■ EXERCISE
Transcribe all of the material exactly, except for its pictures.
>> start SOURCE DATA
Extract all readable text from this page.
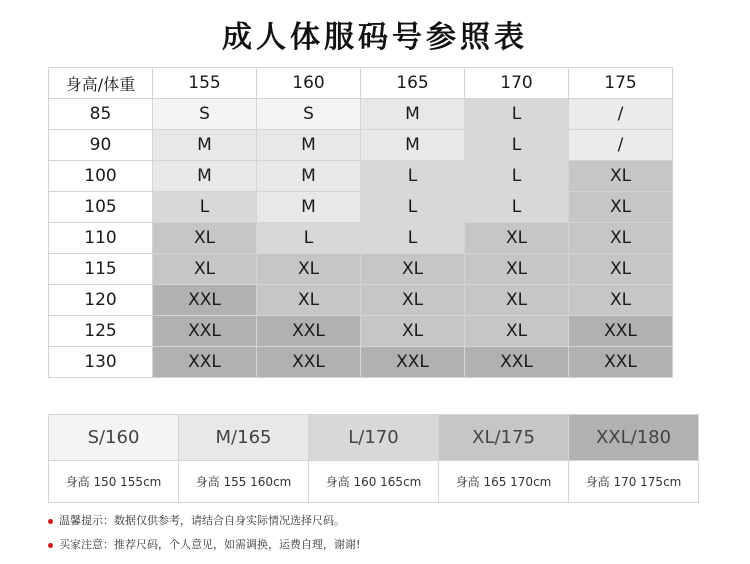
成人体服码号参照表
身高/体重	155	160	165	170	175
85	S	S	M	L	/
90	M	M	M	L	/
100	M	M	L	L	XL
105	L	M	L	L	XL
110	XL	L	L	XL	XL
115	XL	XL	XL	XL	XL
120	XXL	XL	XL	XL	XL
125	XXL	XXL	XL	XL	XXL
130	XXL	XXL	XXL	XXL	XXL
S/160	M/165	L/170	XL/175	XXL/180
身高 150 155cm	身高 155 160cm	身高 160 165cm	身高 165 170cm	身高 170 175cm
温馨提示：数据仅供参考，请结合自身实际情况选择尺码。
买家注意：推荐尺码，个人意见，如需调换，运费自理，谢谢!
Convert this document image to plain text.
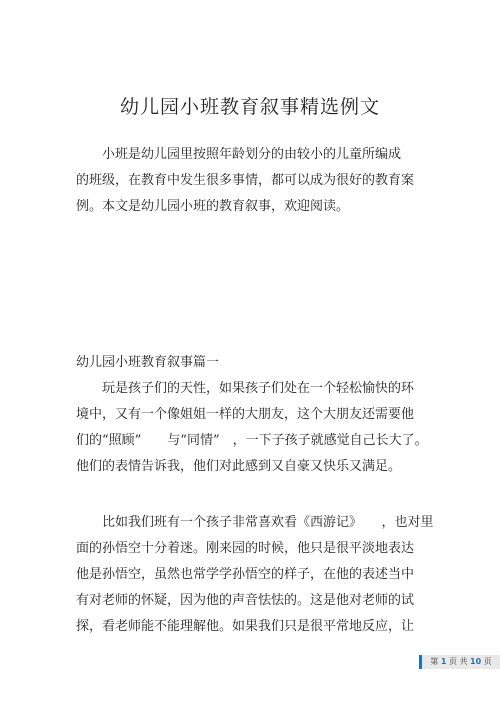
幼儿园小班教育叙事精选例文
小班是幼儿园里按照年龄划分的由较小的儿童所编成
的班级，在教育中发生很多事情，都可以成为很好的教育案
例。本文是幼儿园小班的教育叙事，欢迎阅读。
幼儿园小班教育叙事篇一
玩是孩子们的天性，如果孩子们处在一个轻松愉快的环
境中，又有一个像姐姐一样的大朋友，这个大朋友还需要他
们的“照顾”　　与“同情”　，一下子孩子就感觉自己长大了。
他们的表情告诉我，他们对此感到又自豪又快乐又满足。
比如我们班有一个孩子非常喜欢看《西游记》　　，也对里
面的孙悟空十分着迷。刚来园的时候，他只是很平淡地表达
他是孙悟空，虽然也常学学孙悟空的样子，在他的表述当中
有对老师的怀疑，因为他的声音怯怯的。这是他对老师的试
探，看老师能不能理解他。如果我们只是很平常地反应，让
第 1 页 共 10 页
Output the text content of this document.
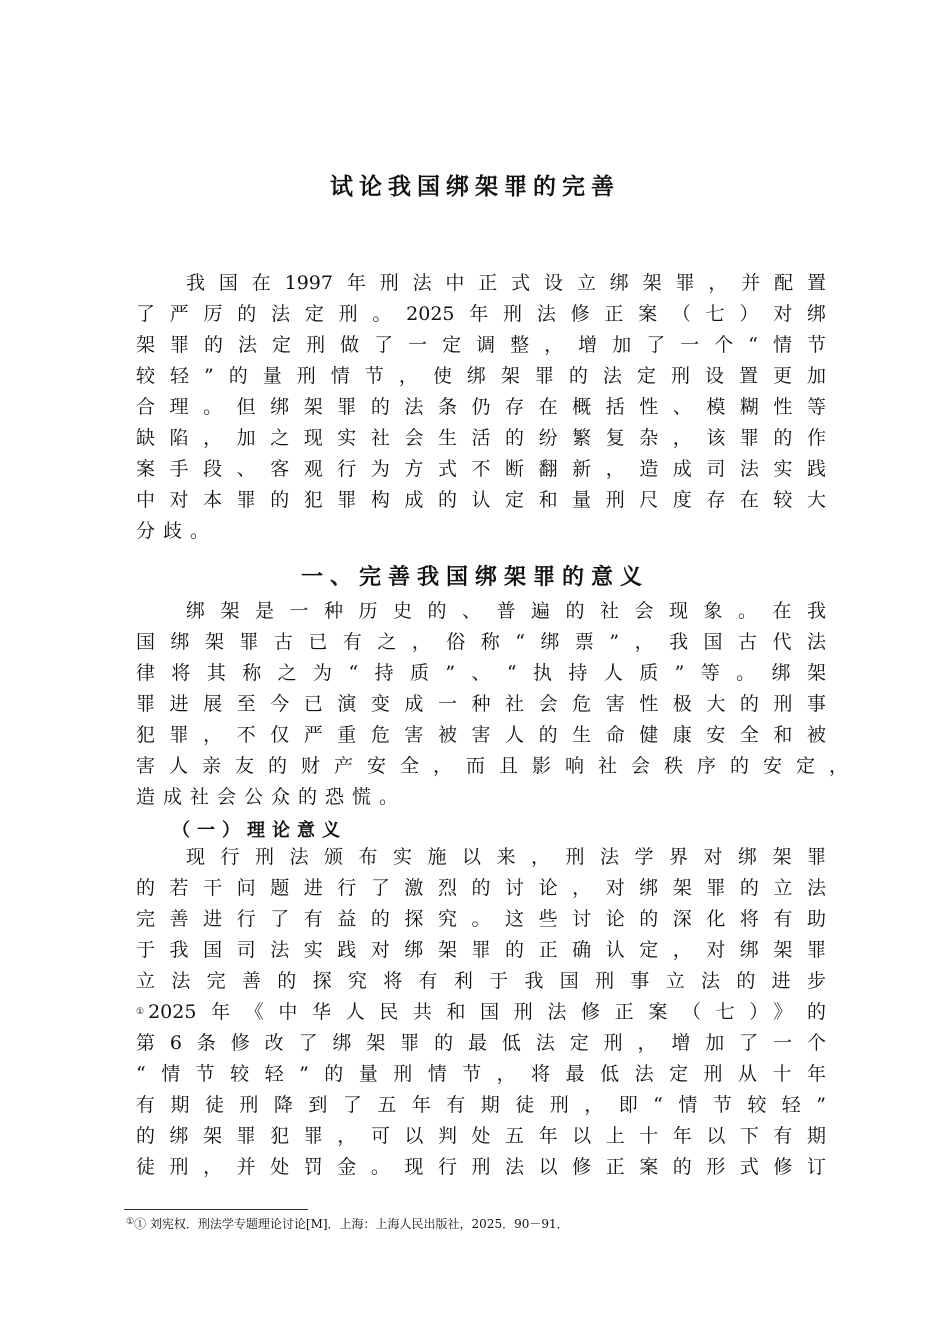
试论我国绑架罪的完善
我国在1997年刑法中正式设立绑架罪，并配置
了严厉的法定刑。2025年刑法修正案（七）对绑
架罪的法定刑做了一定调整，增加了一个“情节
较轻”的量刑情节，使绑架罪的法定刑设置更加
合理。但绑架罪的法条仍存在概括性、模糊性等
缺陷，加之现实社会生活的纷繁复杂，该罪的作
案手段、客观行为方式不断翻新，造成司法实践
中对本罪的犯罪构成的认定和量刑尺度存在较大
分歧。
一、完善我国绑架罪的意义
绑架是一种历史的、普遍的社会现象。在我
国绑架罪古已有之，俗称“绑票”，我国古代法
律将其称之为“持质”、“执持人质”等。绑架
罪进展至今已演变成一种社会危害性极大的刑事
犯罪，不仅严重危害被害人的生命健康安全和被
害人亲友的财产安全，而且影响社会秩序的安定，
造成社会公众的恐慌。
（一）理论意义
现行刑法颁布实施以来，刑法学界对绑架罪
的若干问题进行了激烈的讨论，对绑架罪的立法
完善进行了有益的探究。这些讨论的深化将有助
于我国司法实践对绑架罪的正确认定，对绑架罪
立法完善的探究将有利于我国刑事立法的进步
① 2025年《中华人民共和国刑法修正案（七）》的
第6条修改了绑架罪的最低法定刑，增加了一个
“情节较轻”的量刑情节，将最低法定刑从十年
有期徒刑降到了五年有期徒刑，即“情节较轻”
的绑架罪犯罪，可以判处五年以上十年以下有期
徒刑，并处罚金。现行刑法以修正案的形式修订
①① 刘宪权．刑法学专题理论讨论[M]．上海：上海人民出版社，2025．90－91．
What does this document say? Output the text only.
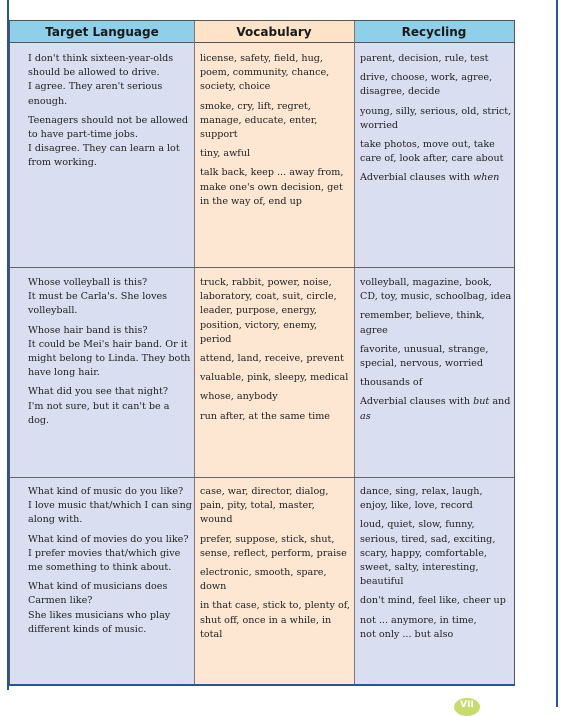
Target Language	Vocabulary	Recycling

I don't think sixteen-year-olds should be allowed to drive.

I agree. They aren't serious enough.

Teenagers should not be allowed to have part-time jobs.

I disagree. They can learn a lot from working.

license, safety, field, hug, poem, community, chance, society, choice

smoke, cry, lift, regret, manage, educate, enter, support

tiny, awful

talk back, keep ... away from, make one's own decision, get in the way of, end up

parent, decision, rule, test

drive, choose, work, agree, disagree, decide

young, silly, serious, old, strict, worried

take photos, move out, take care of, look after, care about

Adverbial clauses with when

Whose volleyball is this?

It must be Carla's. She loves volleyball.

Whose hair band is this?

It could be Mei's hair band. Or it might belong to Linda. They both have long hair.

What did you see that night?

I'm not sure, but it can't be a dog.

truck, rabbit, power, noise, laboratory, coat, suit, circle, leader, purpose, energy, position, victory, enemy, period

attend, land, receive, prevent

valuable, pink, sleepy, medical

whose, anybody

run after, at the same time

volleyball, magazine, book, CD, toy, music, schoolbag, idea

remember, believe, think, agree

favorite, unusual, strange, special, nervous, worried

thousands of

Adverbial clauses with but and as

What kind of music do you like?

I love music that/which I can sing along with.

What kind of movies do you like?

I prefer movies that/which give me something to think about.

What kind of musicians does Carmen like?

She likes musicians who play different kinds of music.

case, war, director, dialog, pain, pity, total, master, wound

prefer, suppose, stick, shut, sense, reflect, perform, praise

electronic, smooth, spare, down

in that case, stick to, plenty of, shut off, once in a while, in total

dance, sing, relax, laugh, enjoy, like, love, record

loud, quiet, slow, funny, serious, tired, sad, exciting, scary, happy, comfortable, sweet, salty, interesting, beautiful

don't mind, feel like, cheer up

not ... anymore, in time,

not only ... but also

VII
>> end SOURCE DATA
■ CORRECT RESPONSE
Extract all readable text from this page.
成人体服码号参照表
身高/体重	155	160	165	170	175
85	S	S	M	L	/
90	M	M	M	L	/
100	M	M	L	L	XL
105	L	M	L	L	XL
110	XL	L	L	XL	XL
115	XL	XL	XL	XL	XL
120	XXL	XL	XL	XL	XL
125	XXL	XXL	XL	XL	XXL
130	XXL	XXL	XXL	XXL	XXL
S/160	M/165	L/170	XL/175	XXL/180
身高 150 155cm	身高 155 160cm	身高 160 165cm	身高 165 170cm	身高 170 175cm
温馨提示：数据仅供参考，请结合自身实际情况选择尺码。
买家注意：推荐尺码，个人意见，如需调换，运费自理，谢谢!
Convert this document image to plain text.
幼儿园小班教育叙事精选例文
小班是幼儿园里按照年龄划分的由较小的儿童所编成
的班级，在教育中发生很多事情，都可以成为很好的教育案
例。本文是幼儿园小班的教育叙事，欢迎阅读。
幼儿园小班教育叙事篇一
玩是孩子们的天性，如果孩子们处在一个轻松愉快的环
境中，又有一个像姐姐一样的大朋友，这个大朋友还需要他
们的“照顾”　　与“同情”　，一下子孩子就感觉自己长大了。
他们的表情告诉我，他们对此感到又自豪又快乐又满足。
比如我们班有一个孩子非常喜欢看《西游记》　　，也对里
面的孙悟空十分着迷。刚来园的时候，他只是很平淡地表达
他是孙悟空，虽然也常学学孙悟空的样子，在他的表述当中
有对老师的怀疑，因为他的声音怯怯的。这是他对老师的试
探，看老师能不能理解他。如果我们只是很平常地反应，让
第 1 页 共 10 页
Output the text content of this document.
试论我国绑架罪的完善
我国在1997年刑法中正式设立绑架罪，并配置
了严厉的法定刑。2025年刑法修正案（七）对绑
架罪的法定刑做了一定调整，增加了一个“情节
较轻”的量刑情节，使绑架罪的法定刑设置更加
合理。但绑架罪的法条仍存在概括性、模糊性等
缺陷，加之现实社会生活的纷繁复杂，该罪的作
案手段、客观行为方式不断翻新，造成司法实践
中对本罪的犯罪构成的认定和量刑尺度存在较大
分歧。
一、完善我国绑架罪的意义
绑架是一种历史的、普遍的社会现象。在我
国绑架罪古已有之，俗称“绑票”，我国古代法
律将其称之为“持质”、“执持人质”等。绑架
罪进展至今已演变成一种社会危害性极大的刑事
犯罪，不仅严重危害被害人的生命健康安全和被
害人亲友的财产安全，而且影响社会秩序的安定，
造成社会公众的恐慌。
（一）理论意义
现行刑法颁布实施以来，刑法学界对绑架罪
的若干问题进行了激烈的讨论，对绑架罪的立法
完善进行了有益的探究。这些讨论的深化将有助
于我国司法实践对绑架罪的正确认定，对绑架罪
立法完善的探究将有利于我国刑事立法的进步
① 2025年《中华人民共和国刑法修正案（七）》的
第6条修改了绑架罪的最低法定刑，增加了一个
“情节较轻”的量刑情节，将最低法定刑从十年
有期徒刑降到了五年有期徒刑，即“情节较轻”
的绑架罪犯罪，可以判处五年以上十年以下有期
徒刑，并处罚金。现行刑法以修正案的形式修订
①① 刘宪权．刑法学专题理论讨论[M]．上海：上海人民出版社，2025．90－91．
What does this document say? Output the text only.
Target Language	Vocabulary	Recycling

I don't think sixteen-year-olds should be allowed to drive.

I agree. They aren't serious enough.

Teenagers should not be allowed to have part-time jobs.

I disagree. They can learn a lot from working.

license, safety, field, hug, poem, community, chance, society, choice

smoke, cry, lift, regret, manage, educate, enter, support

tiny, awful

talk back, keep ... away from, make one's own decision, get in the way of, end up

parent, decision, rule, test

drive, choose, work, agree, disagree, decide

young, silly, serious, old, strict, worried

take photos, move out, take care of, look after, care about

Adverbial clauses with when

Whose volleyball is this?

It must be Carla's. She loves volleyball.

Whose hair band is this?

It could be Mei's hair band. Or it might belong to Linda. They both have long hair.

What did you see that night?

I'm not sure, but it can't be a dog.

truck, rabbit, power, noise, laboratory, coat, suit, circle, leader, purpose, energy, position, victory, enemy, period

attend, land, receive, prevent

valuable, pink, sleepy, medical

whose, anybody

run after, at the same time

volleyball, magazine, book, CD, toy, music, schoolbag, idea

remember, believe, think, agree

favorite, unusual, strange, special, nervous, worried

thousands of

Adverbial clauses with but and as

What kind of music do you like?

I love music that/which I can sing along with.

What kind of movies do you like?

I prefer movies that/which give me something to think about.

What kind of musicians does Carmen like?

She likes musicians who play different kinds of music.

case, war, director, dialog, pain, pity, total, master, wound

prefer, suppose, stick, shut, sense, reflect, perform, praise

electronic, smooth, spare, down

in that case, stick to, plenty of, shut off, once in a while, in total

dance, sing, relax, laugh, enjoy, like, love, record

loud, quiet, slow, funny, serious, tired, sad, exciting, scary, happy, comfortable, sweet, salty, interesting, beautiful

don't mind, feel like, cheer up

not ... anymore, in time,

not only ... but also

VII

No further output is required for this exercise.